- EXERCISE INSTRUCTIONS -
Copy the material that follows word for word and omit its pictures.

- SUPPLIED MATERIAL -
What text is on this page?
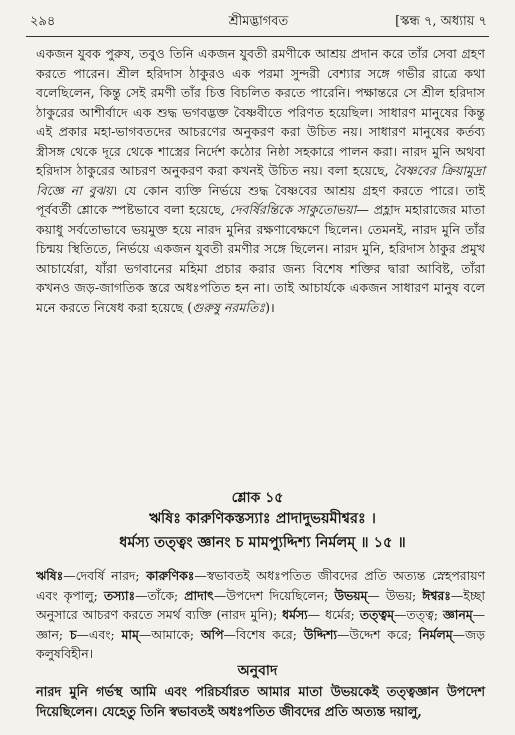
২৯৪	শ্রীমদ্ভাগবত	[স্কন্ধ ৭, অধ্যায় ৭

একজন যুবক পুরুষ, তবুও তিনি একজন যুবতী রমণীকে আশ্রয় প্রদান করে তাঁর সেবা গ্রহণ করতে পারেন। শ্রীল হরিদাস ঠাকুরও এক পরমা সুন্দরী বেশ্যার সঙ্গে গভীর রাত্রে কথা বলেছিলেন, কিন্তু সেই রমণী তাঁর চিত্ত বিচলিত করতে পারেনি। পক্ষান্তরে সে শ্রীল হরিদাস ঠাকুরের আশীর্বাদে এক শুদ্ধ ভগবদ্ভক্ত বৈষ্ণবীতে পরিণত হয়েছিল। সাধারণ মানুষের কিন্তু এই প্রকার মহা-ভাগবতদের আচরণের অনুকরণ করা উচিত নয়। সাধারণ মানুষের কর্তব্য স্ত্রীসঙ্গ থেকে দূরে থেকে শাস্ত্রের নির্দেশ কঠোর নিষ্ঠা সহকারে পালন করা। নারদ মুনি অথবা হরিদাস ঠাকুরের আচরণ অনুকরণ করা কখনই উচিত নয়। বলা হয়েছে, বৈষ্ণবের ক্রিয়ামুদ্রা বিজ্ঞে না বুঝয়। যে কোন ব্যক্তি নির্ভয়ে শুদ্ধ বৈষ্ণবের আশ্রয় গ্রহণ করতে পারে। তাই পূর্ববর্তী শ্লোকে স্পষ্টভাবে বলা হয়েছে, দেবর্ষিরন্তিকে সাকুতোভয়া— প্রহ্লাদ মহারাজের মাতা কয়াধু সর্বতোভাবে ভয়মুক্ত হয়ে নারদ মুনির রক্ষণাবেক্ষণে ছিলেন। তেমনই, নারদ মুনি তাঁর চিন্ময় স্থিতিতে, নির্ভয়ে একজন যুবতী রমণীর সঙ্গে ছিলেন। নারদ মুনি, হরিদাস ঠাকুর প্রমুখ আচার্যেরা, যাঁরা ভগবানের মহিমা প্রচার করার জন্য বিশেষ শক্তির দ্বারা আবিষ্ট, তাঁরা কখনও জড়-জাগতিক স্তরে অধঃপতিত হন না। তাই আচার্যকে একজন সাধারণ মানুষ বলে মনে করতে নিষেধ করা হয়েছে (গুরুষু নরমতিঃ)।

শ্লোক ১৫
ঋষিঃ কারুণিকস্তস্যাঃ প্রাদাদুভয়মীশ্বরঃ ।
ধর্মস্য তত্ত্বং জ্ঞানং চ মামপ্যুদ্দিশ্য নির্মলম্ ॥ ১৫ ॥

ঋষিঃ—দেবর্ষি নারদ; কারুণিকঃ—স্বভাবতই অধঃপতিত জীবদের প্রতি অত্যন্ত স্নেহপরায়ণ এবং কৃপালু; তস্যাঃ—তাঁকে; প্রাদাৎ—উপদেশ দিয়েছিলেন; উভয়ম্— উভয়; ঈশ্বরঃ—ইচ্ছা অনুসারে আচরণ করতে সমর্থ ব্যক্তি (নারদ মুনি); ধর্মস্য— ধর্মের; তত্ত্বম্—তত্ত্ব; জ্ঞানম্—জ্ঞান; চ—এবং; মাম্—আমাকে; অপি—বিশেষ করে; উদ্দিশ্য—উদ্দেশ করে; নির্মলম্—জড় কলুষবিহীন।

অনুবাদ

নারদ মুনি গর্ভস্থ আমি এবং পরিচর্যারত আমার মাতা উভয়কেই তত্ত্বজ্ঞান উপদেশ দিয়েছিলেন। যেহেতু তিনি স্বভাবতই অধঃপতিত জীবদের প্রতি অত্যন্ত দয়ালু,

- TASK RESPONSE -
What text is on this page?
২৯৪	শ্রীমদ্ভাগবত	[স্কন্ধ ৭, অধ্যায় ৭

একজন যুবক পুরুষ, তবুও তিনি একজন যুবতী রমণীকে আশ্রয় প্রদান করে তাঁর সেবা গ্রহণ করতে পারেন। শ্রীল হরিদাস ঠাকুরও এক পরমা সুন্দরী বেশ্যার সঙ্গে গভীর রাত্রে কথা বলেছিলেন, কিন্তু সেই রমণী তাঁর চিত্ত বিচলিত করতে পারেনি। পক্ষান্তরে সে শ্রীল হরিদাস ঠাকুরের আশীর্বাদে এক শুদ্ধ ভগবদ্ভক্ত বৈষ্ণবীতে পরিণত হয়েছিল। সাধারণ মানুষের কিন্তু এই প্রকার মহা-ভাগবতদের আচরণের অনুকরণ করা উচিত নয়। সাধারণ মানুষের কর্তব্য স্ত্রীসঙ্গ থেকে দূরে থেকে শাস্ত্রের নির্দেশ কঠোর নিষ্ঠা সহকারে পালন করা। নারদ মুনি অথবা হরিদাস ঠাকুরের আচরণ অনুকরণ করা কখনই উচিত নয়। বলা হয়েছে, বৈষ্ণবের ক্রিয়ামুদ্রা বিজ্ঞে না বুঝয়। যে কোন ব্যক্তি নির্ভয়ে শুদ্ধ বৈষ্ণবের আশ্রয় গ্রহণ করতে পারে। তাই পূর্ববর্তী শ্লোকে স্পষ্টভাবে বলা হয়েছে, দেবর্ষিরন্তিকে সাকুতোভয়া— প্রহ্লাদ মহারাজের মাতা কয়াধু সর্বতোভাবে ভয়মুক্ত হয়ে নারদ মুনির রক্ষণাবেক্ষণে ছিলেন। তেমনই, নারদ মুনি তাঁর চিন্ময় স্থিতিতে, নির্ভয়ে একজন যুবতী রমণীর সঙ্গে ছিলেন। নারদ মুনি, হরিদাস ঠাকুর প্রমুখ আচার্যেরা, যাঁরা ভগবানের মহিমা প্রচার করার জন্য বিশেষ শক্তির দ্বারা আবিষ্ট, তাঁরা কখনও জড়-জাগতিক স্তরে অধঃপতিত হন না। তাই আচার্যকে একজন সাধারণ মানুষ বলে মনে করতে নিষেধ করা হয়েছে (গুরুষু নরমতিঃ)।

শ্লোক ১৫
ঋষিঃ কারুণিকস্তস্যাঃ প্রাদাদুভয়মীশ্বরঃ ।
ধর্মস্য তত্ত্বং জ্ঞানং চ মামপ্যুদ্দিশ্য নির্মলম্ ॥ ১৫ ॥

ঋষিঃ—দেবর্ষি নারদ; কারুণিকঃ—স্বভাবতই অধঃপতিত জীবদের প্রতি অত্যন্ত স্নেহপরায়ণ এবং কৃপালু; তস্যাঃ—তাঁকে; প্রাদাৎ—উপদেশ দিয়েছিলেন; উভয়ম্— উভয়; ঈশ্বরঃ—ইচ্ছা অনুসারে আচরণ করতে সমর্থ ব্যক্তি (নারদ মুনি); ধর্মস্য— ধর্মের; তত্ত্বম্—তত্ত্ব; জ্ঞানম্—জ্ঞান; চ—এবং; মাম্—আমাকে; অপি—বিশেষ করে; উদ্দিশ্য—উদ্দেশ করে; নির্মলম্—জড় কলুষবিহীন।

অনুবাদ

নারদ মুনি গর্ভস্থ আমি এবং পরিচর্যারত আমার মাতা উভয়কেই তত্ত্বজ্ঞান উপদেশ দিয়েছিলেন। যেহেতু তিনি স্বভাবতই অধঃপতিত জীবদের প্রতি অত্যন্ত দয়ালু,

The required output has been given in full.